## Aim of the exercise:
Check every line below for the string "screenshot", and copy the lines that contain it.

## Data records:
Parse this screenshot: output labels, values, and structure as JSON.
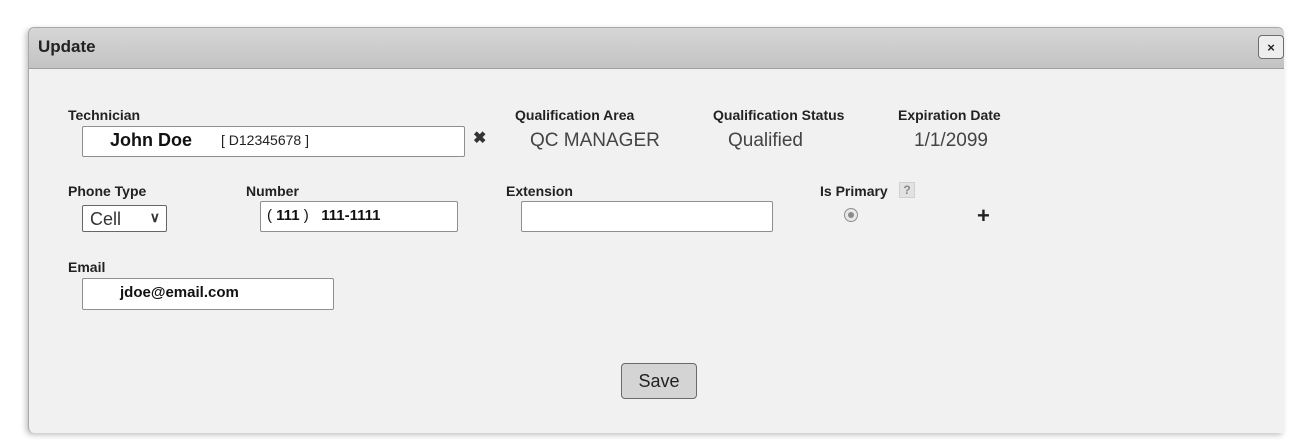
{
  "dialog": {
    "title": "Update",
    "close_icon": "×"
  },
  "technician": {
    "label": "Technician",
    "name": "John Doe",
    "id_display": "[  D12345678   ]",
    "clear_icon": "✖"
  },
  "qualification": {
    "area_label": "Qualification Area",
    "area_value": "QC MANAGER",
    "status_label": "Qualification Status",
    "status_value": "Qualified",
    "expiration_label": "Expiration Date",
    "expiration_value": "1/1/2099"
  },
  "phone": {
    "type_label": "Phone Type",
    "type_value": "Cell",
    "number_label": "Number",
    "area_code_open": "( ",
    "area_code": "111",
    "area_code_close": " )",
    "number_value": "111-1111",
    "extension_label": "Extension",
    "extension_value": "",
    "is_primary_label": "Is Primary",
    "help_icon": "?",
    "add_icon": "+"
  },
  "email": {
    "label": "Email",
    "value": "jdoe@email.com"
  },
  "actions": {
    "save_label": "Save"
  }
}
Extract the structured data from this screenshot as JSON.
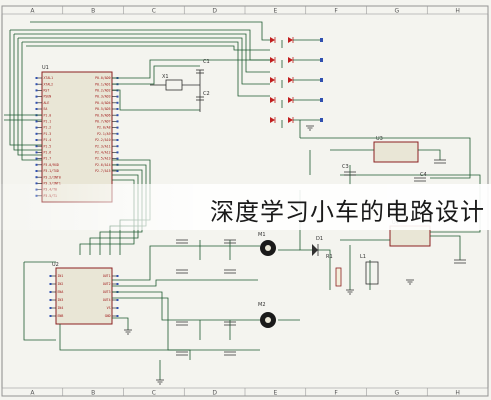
{
  "caption": "深度学习小车的电路设计",
  "grid_letters": [
    "A",
    "B",
    "C",
    "D",
    "E",
    "F",
    "G",
    "H"
  ],
  "u_main": {
    "ref": "U1",
    "left_pins": [
      "XTAL1",
      "XTAL2",
      "RST",
      "PSEN",
      "ALE",
      "EA",
      "P1.0",
      "P1.1",
      "P1.2",
      "P1.3",
      "P1.4",
      "P1.5",
      "P1.6",
      "P1.7",
      "P3.0/RXD",
      "P3.1/TXD",
      "P3.2/INT0",
      "P3.3/INT1",
      "P3.4/T0",
      "P3.5/T1"
    ],
    "right_pins": [
      "P0.0/AD0",
      "P0.1/AD1",
      "P0.2/AD2",
      "P0.3/AD3",
      "P0.4/AD4",
      "P0.5/AD5",
      "P0.6/AD6",
      "P0.7/AD7",
      "P2.0/A8",
      "P2.1/A9",
      "P2.2/A10",
      "P2.3/A11",
      "P2.4/A12",
      "P2.5/A13",
      "P2.6/A14",
      "P2.7/A15"
    ]
  },
  "u_driver": {
    "ref": "U2",
    "left_pins": [
      "IN1",
      "IN2",
      "ENA",
      "IN3",
      "IN4",
      "ENB"
    ],
    "right_pins": [
      "OUT1",
      "OUT2",
      "OUT3",
      "OUT4",
      "VS",
      "GND"
    ]
  },
  "crystal": {
    "ref": "X1"
  },
  "caps": [
    "C1",
    "C2",
    "C3",
    "C4"
  ],
  "regulators": [
    "U3",
    "U4"
  ],
  "motors": [
    "M1",
    "M2"
  ],
  "side_labels": [
    "R1",
    "D1",
    "L1"
  ]
}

## The solution:
Parse this screenshot: output labels, values, and structure as JSON.
Extract the structured data from this screenshot as JSON.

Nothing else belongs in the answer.